• _JOB_: Go through the listing beneath this task and return every line that carries the string "Output".

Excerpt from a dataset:
*-*-*

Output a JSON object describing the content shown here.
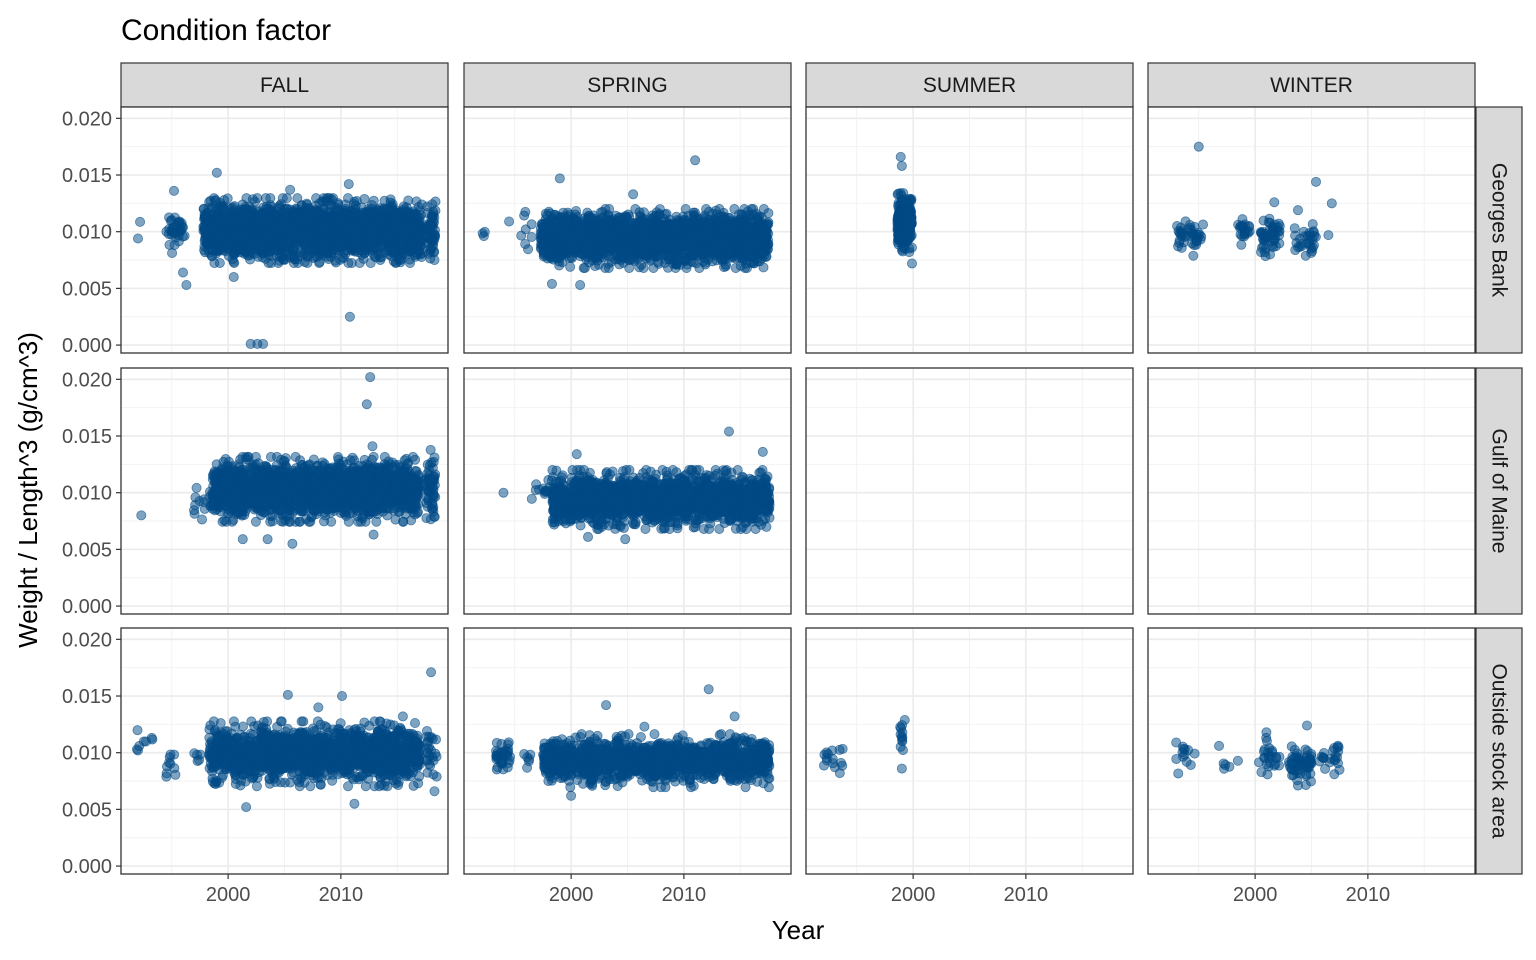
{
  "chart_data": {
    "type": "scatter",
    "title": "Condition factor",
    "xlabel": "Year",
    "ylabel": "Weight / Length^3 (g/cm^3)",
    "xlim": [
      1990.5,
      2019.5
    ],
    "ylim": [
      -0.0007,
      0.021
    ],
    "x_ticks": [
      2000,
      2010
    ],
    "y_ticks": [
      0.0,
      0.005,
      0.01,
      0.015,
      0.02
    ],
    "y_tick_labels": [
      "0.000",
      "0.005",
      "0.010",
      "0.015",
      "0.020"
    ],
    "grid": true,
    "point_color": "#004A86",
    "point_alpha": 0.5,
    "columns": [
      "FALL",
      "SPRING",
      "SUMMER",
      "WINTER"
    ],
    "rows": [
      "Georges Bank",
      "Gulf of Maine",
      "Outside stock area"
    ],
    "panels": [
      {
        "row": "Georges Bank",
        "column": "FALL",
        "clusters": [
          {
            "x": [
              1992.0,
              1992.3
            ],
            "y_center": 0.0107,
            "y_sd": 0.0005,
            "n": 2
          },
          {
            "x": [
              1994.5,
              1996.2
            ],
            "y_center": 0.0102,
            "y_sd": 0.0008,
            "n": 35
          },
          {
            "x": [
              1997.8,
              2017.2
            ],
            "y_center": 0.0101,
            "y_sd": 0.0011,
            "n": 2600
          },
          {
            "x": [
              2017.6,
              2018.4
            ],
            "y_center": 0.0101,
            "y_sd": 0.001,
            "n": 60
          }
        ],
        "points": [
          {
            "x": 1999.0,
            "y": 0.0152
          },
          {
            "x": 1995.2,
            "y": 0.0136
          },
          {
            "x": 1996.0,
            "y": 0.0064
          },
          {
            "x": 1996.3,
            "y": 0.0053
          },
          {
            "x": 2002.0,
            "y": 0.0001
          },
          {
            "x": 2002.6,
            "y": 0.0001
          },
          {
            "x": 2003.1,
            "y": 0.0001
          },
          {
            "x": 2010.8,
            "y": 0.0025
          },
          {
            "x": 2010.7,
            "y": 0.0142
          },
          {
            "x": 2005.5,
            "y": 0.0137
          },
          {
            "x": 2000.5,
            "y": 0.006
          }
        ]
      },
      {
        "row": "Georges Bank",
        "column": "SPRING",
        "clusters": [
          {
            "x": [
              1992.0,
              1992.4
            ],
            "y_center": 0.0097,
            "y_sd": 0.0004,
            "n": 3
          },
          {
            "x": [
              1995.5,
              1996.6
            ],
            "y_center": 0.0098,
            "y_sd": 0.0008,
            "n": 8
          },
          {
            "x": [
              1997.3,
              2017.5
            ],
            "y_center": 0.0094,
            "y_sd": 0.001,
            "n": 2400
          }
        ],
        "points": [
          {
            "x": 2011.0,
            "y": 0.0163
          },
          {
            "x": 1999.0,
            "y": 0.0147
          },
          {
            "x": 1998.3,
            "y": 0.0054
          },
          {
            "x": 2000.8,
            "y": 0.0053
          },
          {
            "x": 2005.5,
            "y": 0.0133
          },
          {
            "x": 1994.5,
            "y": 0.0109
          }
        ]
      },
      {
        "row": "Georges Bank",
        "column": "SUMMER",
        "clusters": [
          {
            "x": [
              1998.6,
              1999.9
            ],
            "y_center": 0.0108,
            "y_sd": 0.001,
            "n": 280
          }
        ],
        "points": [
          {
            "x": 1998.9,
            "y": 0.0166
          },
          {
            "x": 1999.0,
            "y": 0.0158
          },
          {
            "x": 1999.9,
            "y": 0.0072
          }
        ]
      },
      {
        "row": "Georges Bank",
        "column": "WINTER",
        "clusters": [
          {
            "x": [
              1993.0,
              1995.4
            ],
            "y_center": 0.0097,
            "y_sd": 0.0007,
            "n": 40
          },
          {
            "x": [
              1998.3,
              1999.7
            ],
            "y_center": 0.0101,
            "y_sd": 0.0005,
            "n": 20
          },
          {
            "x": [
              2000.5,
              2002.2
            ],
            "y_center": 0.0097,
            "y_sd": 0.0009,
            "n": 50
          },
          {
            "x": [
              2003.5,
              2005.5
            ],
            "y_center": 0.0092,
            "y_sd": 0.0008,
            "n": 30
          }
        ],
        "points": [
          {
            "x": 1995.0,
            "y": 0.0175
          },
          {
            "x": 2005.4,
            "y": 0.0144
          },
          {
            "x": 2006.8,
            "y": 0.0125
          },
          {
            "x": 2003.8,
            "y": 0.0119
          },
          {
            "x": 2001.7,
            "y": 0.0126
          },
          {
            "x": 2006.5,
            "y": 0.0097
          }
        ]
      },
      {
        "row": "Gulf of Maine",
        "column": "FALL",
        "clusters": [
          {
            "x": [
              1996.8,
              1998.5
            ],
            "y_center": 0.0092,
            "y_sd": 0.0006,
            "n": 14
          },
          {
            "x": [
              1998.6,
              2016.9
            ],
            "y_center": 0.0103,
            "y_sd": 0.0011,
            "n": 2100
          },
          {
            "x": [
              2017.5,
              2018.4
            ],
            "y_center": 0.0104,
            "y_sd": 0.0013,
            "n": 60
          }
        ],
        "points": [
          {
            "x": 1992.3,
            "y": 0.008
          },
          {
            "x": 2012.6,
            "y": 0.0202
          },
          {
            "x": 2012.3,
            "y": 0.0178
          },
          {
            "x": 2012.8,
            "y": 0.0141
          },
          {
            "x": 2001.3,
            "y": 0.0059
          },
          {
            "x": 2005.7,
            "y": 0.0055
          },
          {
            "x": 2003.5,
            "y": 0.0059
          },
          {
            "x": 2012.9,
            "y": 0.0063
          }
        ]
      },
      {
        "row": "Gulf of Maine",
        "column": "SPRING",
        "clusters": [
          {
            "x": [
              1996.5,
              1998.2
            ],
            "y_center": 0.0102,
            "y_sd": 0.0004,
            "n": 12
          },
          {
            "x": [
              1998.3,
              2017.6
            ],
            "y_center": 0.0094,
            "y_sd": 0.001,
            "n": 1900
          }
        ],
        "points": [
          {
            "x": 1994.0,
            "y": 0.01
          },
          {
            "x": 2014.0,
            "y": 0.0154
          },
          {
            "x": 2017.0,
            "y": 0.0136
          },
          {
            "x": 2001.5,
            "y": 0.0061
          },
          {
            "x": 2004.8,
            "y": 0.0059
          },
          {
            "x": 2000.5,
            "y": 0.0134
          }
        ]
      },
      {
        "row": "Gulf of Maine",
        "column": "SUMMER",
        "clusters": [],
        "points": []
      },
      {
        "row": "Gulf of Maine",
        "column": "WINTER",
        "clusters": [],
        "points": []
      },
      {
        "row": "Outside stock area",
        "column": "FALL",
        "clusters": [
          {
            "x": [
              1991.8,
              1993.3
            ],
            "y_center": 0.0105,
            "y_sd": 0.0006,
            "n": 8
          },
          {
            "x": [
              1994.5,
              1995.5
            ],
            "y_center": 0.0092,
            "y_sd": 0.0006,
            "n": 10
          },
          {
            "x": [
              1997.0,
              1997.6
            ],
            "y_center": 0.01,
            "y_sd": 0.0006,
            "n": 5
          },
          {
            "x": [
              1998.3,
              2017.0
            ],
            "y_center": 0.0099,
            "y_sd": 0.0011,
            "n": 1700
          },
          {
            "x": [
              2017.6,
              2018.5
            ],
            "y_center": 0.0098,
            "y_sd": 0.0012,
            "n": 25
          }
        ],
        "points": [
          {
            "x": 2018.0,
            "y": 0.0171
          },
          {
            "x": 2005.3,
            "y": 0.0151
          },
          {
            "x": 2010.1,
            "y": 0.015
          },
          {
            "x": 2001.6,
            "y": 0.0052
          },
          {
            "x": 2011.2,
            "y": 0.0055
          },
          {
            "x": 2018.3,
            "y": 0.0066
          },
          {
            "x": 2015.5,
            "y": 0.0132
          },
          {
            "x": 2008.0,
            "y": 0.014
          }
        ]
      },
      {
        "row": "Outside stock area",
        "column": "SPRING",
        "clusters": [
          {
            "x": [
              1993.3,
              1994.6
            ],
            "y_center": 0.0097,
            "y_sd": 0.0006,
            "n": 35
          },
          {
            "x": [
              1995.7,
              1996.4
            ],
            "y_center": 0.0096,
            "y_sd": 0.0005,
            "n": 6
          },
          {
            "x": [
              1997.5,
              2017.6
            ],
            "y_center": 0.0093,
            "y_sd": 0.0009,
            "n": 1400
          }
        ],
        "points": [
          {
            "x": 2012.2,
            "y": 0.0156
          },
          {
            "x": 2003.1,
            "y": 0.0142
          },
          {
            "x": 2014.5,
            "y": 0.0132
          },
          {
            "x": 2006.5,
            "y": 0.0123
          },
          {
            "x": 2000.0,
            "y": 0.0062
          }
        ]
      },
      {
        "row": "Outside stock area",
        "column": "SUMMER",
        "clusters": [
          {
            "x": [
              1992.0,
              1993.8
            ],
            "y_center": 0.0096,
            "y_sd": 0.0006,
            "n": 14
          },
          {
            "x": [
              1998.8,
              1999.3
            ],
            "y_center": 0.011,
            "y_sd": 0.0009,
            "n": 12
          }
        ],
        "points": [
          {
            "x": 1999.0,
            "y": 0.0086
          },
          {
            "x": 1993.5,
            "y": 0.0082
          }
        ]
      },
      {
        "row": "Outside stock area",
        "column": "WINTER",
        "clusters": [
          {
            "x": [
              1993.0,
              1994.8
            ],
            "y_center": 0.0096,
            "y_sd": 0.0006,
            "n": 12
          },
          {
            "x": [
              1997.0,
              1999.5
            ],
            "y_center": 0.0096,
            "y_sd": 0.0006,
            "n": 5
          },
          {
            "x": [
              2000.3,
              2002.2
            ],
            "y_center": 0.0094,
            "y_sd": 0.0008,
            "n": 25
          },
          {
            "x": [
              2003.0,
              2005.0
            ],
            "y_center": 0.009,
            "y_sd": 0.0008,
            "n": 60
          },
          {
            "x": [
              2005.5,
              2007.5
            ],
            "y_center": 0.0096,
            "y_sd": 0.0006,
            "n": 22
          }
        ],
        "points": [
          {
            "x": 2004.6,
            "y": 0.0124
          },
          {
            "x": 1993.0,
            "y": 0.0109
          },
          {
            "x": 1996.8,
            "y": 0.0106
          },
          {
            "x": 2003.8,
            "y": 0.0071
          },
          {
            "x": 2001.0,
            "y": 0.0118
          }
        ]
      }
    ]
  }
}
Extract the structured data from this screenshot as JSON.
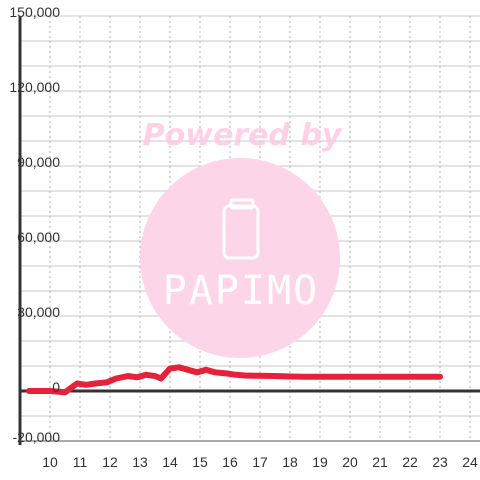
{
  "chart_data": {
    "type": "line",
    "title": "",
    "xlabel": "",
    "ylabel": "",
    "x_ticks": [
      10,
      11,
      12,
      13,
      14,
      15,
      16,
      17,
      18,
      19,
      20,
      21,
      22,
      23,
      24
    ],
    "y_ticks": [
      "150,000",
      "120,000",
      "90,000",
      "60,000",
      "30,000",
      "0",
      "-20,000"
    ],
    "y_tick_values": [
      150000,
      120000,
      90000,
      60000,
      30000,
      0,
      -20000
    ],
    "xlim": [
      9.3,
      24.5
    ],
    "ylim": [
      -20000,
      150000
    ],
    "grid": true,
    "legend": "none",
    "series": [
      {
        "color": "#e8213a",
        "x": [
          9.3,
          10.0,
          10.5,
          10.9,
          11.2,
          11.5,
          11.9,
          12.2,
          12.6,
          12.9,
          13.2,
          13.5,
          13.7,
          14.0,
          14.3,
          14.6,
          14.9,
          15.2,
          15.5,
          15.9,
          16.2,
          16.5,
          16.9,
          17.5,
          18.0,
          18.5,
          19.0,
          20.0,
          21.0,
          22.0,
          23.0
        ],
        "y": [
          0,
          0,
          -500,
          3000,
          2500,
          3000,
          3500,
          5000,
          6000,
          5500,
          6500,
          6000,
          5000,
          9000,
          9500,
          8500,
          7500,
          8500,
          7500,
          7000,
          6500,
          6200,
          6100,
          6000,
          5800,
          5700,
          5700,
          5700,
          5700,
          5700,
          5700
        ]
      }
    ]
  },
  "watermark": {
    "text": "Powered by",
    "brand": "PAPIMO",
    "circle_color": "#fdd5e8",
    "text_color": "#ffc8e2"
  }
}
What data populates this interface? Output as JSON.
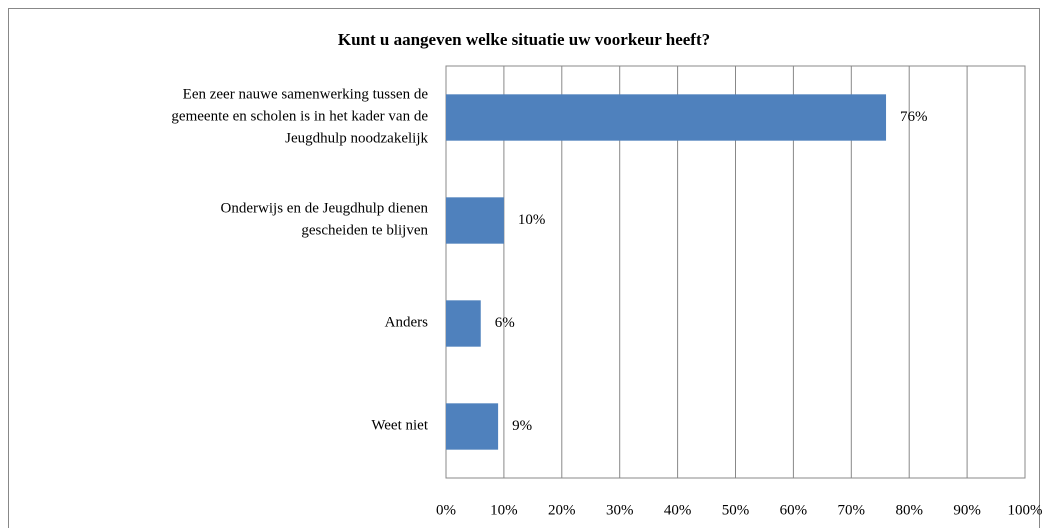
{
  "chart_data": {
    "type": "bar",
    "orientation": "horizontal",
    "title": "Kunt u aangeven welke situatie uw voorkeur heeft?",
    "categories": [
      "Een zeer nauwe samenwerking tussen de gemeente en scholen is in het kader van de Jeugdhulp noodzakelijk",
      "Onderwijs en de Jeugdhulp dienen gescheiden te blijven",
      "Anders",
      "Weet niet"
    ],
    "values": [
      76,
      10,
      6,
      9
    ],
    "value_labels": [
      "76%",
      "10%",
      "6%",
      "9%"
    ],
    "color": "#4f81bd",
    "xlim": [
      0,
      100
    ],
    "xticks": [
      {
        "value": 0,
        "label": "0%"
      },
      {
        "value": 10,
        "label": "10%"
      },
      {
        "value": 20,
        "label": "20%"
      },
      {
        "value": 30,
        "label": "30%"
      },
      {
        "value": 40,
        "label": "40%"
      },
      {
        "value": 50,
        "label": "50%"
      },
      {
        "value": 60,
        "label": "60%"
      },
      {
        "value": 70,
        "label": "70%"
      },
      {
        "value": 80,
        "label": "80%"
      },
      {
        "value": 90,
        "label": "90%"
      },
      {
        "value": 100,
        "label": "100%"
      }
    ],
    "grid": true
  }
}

*-*-*

• _EXERCISE ANSWER_:
Output a JSON object describing the content shown here.
What data populates this interface? Output as JSON.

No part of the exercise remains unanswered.